### Short exercise
Will you write out all the entries below exactly?

Dataset records:
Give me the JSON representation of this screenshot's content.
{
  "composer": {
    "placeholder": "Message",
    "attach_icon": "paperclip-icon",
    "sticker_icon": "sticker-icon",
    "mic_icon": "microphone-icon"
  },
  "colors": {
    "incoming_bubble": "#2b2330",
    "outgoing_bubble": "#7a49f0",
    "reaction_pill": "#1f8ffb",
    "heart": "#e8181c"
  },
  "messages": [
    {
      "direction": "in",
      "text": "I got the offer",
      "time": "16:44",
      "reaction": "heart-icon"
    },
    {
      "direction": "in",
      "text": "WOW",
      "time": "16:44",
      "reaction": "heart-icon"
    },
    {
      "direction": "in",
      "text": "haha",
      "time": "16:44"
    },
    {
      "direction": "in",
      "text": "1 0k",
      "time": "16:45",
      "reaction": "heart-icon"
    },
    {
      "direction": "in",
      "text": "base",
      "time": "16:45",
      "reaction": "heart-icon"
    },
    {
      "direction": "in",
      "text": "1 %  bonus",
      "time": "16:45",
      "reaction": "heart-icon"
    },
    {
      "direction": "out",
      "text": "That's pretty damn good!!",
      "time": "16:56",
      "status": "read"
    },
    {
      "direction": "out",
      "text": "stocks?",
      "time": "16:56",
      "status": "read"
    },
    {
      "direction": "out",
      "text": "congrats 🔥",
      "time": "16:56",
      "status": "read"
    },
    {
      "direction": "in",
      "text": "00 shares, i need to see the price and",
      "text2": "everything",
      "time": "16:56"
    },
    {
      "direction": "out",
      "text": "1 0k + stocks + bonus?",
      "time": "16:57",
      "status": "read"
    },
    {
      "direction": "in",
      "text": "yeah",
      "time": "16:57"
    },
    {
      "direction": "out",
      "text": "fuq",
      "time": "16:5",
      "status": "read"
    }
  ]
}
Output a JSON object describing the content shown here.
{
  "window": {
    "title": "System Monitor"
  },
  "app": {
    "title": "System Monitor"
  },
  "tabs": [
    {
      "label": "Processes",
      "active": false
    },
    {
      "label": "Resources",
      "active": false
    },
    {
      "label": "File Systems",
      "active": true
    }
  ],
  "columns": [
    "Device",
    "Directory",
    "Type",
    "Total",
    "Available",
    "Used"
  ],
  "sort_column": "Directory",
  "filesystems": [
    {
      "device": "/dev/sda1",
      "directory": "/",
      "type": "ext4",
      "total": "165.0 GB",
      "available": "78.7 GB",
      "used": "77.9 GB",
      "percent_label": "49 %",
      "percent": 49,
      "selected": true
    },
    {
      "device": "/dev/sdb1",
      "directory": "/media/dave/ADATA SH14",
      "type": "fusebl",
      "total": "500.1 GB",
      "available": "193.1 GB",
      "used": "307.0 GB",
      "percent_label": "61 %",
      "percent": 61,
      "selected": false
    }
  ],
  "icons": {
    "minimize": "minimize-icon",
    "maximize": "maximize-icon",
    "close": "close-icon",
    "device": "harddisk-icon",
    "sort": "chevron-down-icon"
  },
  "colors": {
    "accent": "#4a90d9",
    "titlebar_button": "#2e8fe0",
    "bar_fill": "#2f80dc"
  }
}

### Response below
Give me the JSON representation of this screenshot's content.
{
  "composer": {
    "placeholder": "Message",
    "attach_icon": "paperclip-icon",
    "sticker_icon": "sticker-icon",
    "mic_icon": "microphone-icon"
  },
  "colors": {
    "incoming_bubble": "#2b2330",
    "outgoing_bubble": "#7a49f0",
    "reaction_pill": "#1f8ffb",
    "heart": "#e8181c"
  },
  "messages": [
    {
      "direction": "in",
      "text": "I got the offer",
      "time": "16:44",
      "reaction": "heart-icon"
    },
    {
      "direction": "in",
      "text": "WOW",
      "time": "16:44",
      "reaction": "heart-icon"
    },
    {
      "direction": "in",
      "text": "haha",
      "time": "16:44"
    },
    {
      "direction": "in",
      "text": "1 0k",
      "time": "16:45",
      "reaction": "heart-icon"
    },
    {
      "direction": "in",
      "text": "base",
      "time": "16:45",
      "reaction": "heart-icon"
    },
    {
      "direction": "in",
      "text": "1 %  bonus",
      "time": "16:45",
      "reaction": "heart-icon"
    },
    {
      "direction": "out",
      "text": "That's pretty damn good!!",
      "time": "16:56",
      "status": "read"
    },
    {
      "direction": "out",
      "text": "stocks?",
      "time": "16:56",
      "status": "read"
    },
    {
      "direction": "out",
      "text": "congrats 🔥",
      "time": "16:56",
      "status": "read"
    },
    {
      "direction": "in",
      "text": "00 shares, i need to see the price and",
      "text2": "everything",
      "time": "16:56"
    },
    {
      "direction": "out",
      "text": "1 0k + stocks + bonus?",
      "time": "16:57",
      "status": "read"
    },
    {
      "direction": "in",
      "text": "yeah",
      "time": "16:57"
    },
    {
      "direction": "out",
      "text": "fuq",
      "time": "16:5",
      "status": "read"
    }
  ]
}
Output a JSON object describing the content shown here.
{
  "window": {
    "title": "System Monitor"
  },
  "app": {
    "title": "System Monitor"
  },
  "tabs": [
    {
      "label": "Processes",
      "active": false
    },
    {
      "label": "Resources",
      "active": false
    },
    {
      "label": "File Systems",
      "active": true
    }
  ],
  "columns": [
    "Device",
    "Directory",
    "Type",
    "Total",
    "Available",
    "Used"
  ],
  "sort_column": "Directory",
  "filesystems": [
    {
      "device": "/dev/sda1",
      "directory": "/",
      "type": "ext4",
      "total": "165.0 GB",
      "available": "78.7 GB",
      "used": "77.9 GB",
      "percent_label": "49 %",
      "percent": 49,
      "selected": true
    },
    {
      "device": "/dev/sdb1",
      "directory": "/media/dave/ADATA SH14",
      "type": "fusebl",
      "total": "500.1 GB",
      "available": "193.1 GB",
      "used": "307.0 GB",
      "percent_label": "61 %",
      "percent": 61,
      "selected": false
    }
  ],
  "icons": {
    "minimize": "minimize-icon",
    "maximize": "maximize-icon",
    "close": "close-icon",
    "device": "harddisk-icon",
    "sort": "chevron-down-icon"
  },
  "colors": {
    "accent": "#4a90d9",
    "titlebar_button": "#2e8fe0",
    "bar_fill": "#2f80dc"
  }
}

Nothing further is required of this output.